### [Data supplied]

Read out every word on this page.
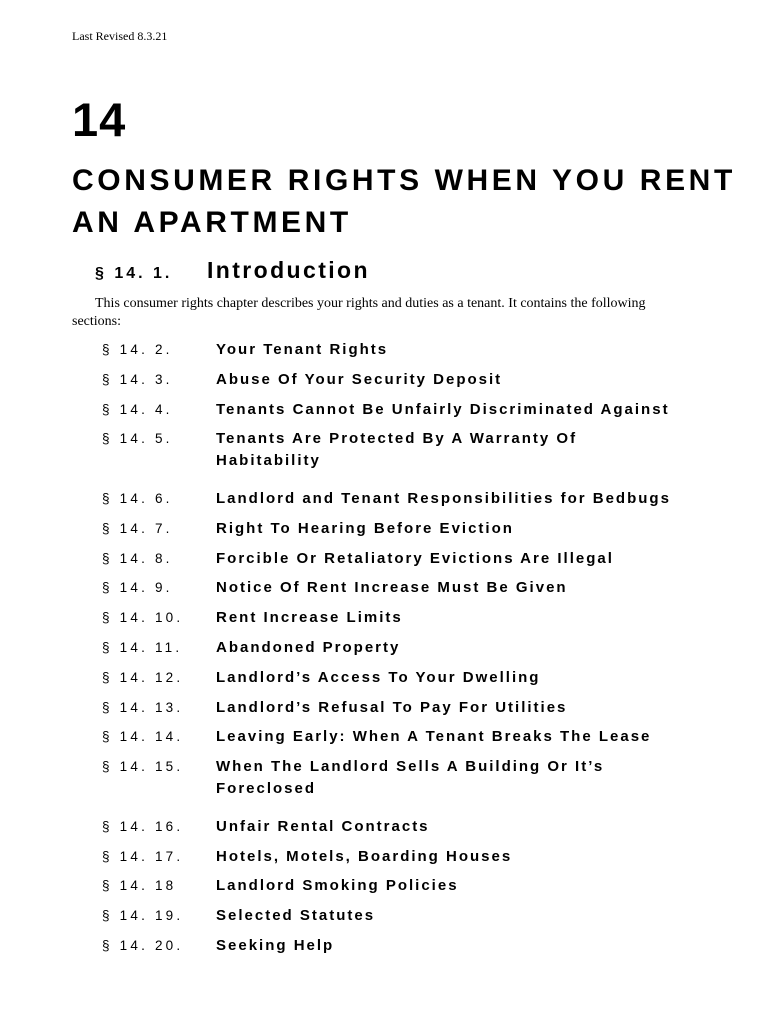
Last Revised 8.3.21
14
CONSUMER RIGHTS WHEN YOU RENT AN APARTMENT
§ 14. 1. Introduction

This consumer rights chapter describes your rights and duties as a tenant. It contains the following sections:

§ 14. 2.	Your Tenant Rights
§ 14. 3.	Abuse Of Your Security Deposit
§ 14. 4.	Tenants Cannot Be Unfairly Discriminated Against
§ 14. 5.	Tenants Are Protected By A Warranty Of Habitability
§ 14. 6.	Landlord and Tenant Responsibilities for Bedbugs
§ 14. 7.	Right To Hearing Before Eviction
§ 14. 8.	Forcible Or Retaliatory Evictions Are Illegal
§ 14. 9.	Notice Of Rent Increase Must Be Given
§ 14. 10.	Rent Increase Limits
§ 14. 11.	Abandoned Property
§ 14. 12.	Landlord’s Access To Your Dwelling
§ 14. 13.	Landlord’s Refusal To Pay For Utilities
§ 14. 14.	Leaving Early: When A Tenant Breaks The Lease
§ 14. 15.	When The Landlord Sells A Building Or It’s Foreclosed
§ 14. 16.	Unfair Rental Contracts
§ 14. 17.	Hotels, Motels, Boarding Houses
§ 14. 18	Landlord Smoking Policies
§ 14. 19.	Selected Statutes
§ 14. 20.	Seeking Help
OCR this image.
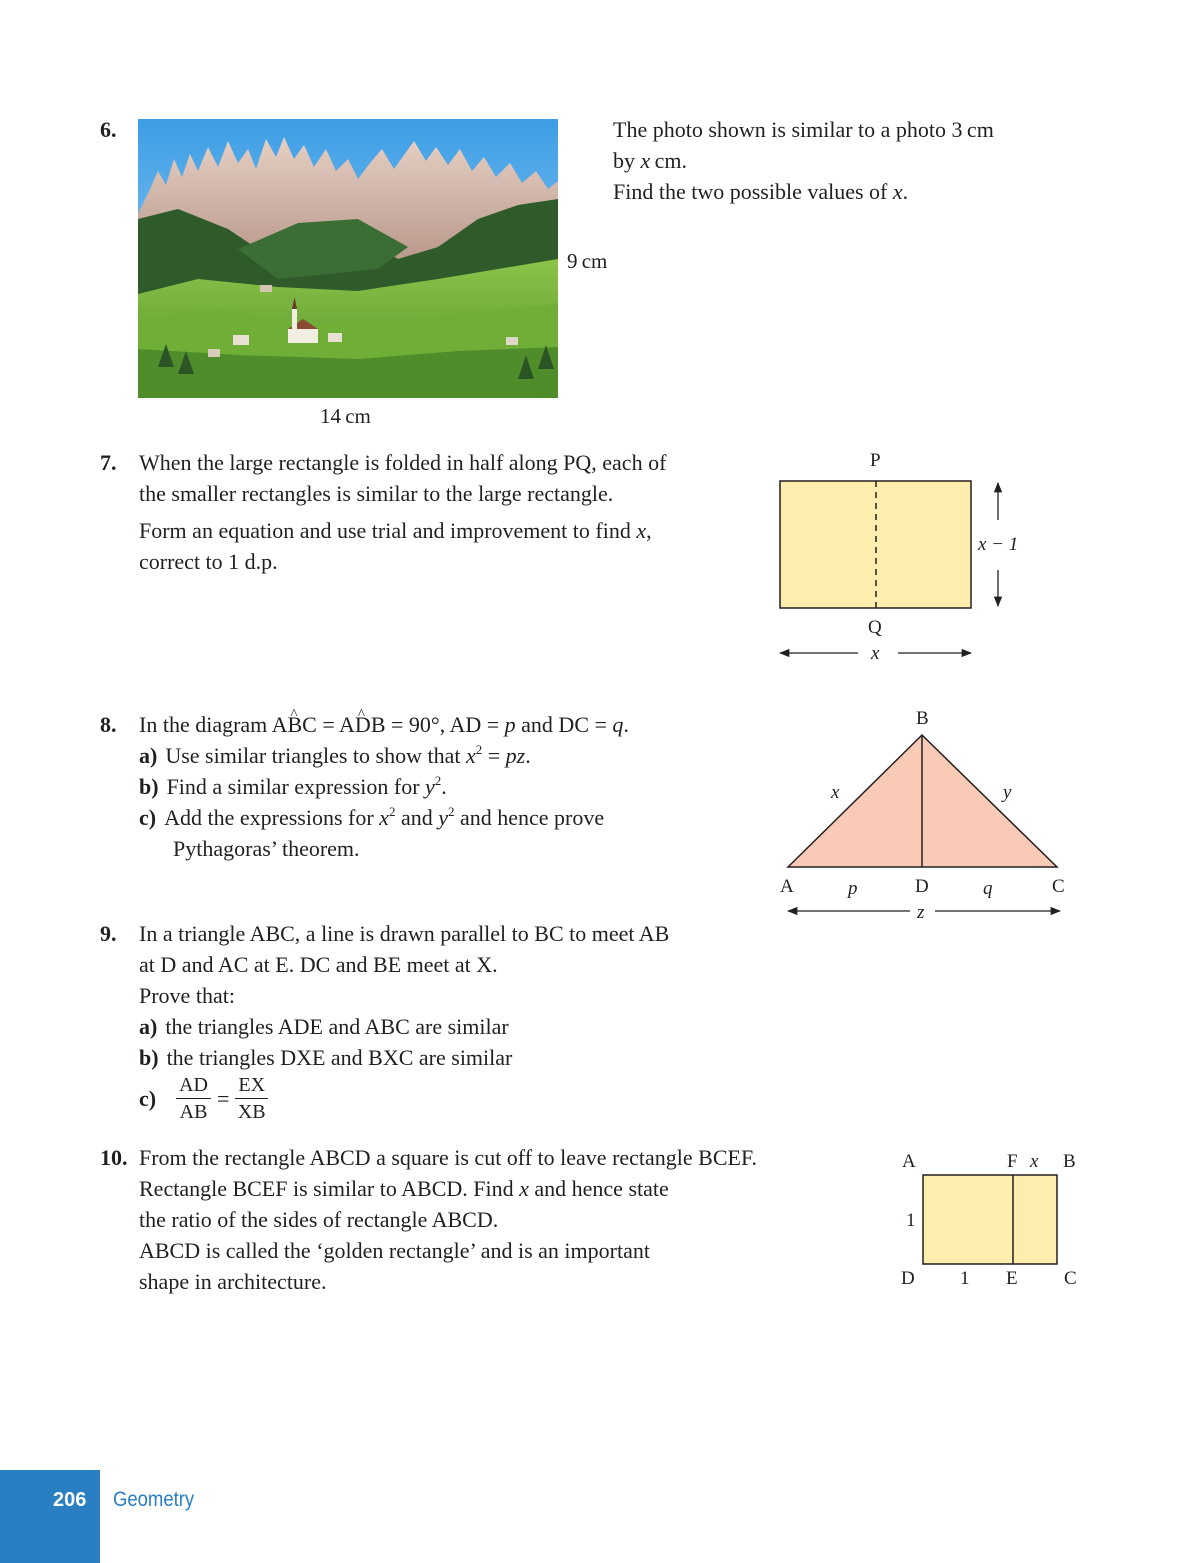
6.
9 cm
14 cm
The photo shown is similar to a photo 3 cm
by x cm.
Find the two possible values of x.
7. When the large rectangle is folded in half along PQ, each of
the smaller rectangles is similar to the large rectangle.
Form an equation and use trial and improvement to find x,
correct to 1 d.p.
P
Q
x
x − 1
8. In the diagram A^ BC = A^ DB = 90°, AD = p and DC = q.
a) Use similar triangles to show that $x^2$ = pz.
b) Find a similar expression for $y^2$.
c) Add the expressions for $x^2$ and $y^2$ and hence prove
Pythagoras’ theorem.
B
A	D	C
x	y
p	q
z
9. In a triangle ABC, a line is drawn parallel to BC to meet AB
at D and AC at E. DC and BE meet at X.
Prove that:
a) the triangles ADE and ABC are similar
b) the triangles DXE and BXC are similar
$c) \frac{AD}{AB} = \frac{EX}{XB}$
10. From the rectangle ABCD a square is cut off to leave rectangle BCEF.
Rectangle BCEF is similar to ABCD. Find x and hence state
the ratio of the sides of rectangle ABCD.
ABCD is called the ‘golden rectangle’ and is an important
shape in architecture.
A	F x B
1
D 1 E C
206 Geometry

### [Exercise goal]
Copy every line of the listing that includes the string "hence".

### [Exercise output]
c) Add the expressions for $x^2$ and $y^2$ and hence prove
Rectangle BCEF is similar to ABCD. Find x and hence state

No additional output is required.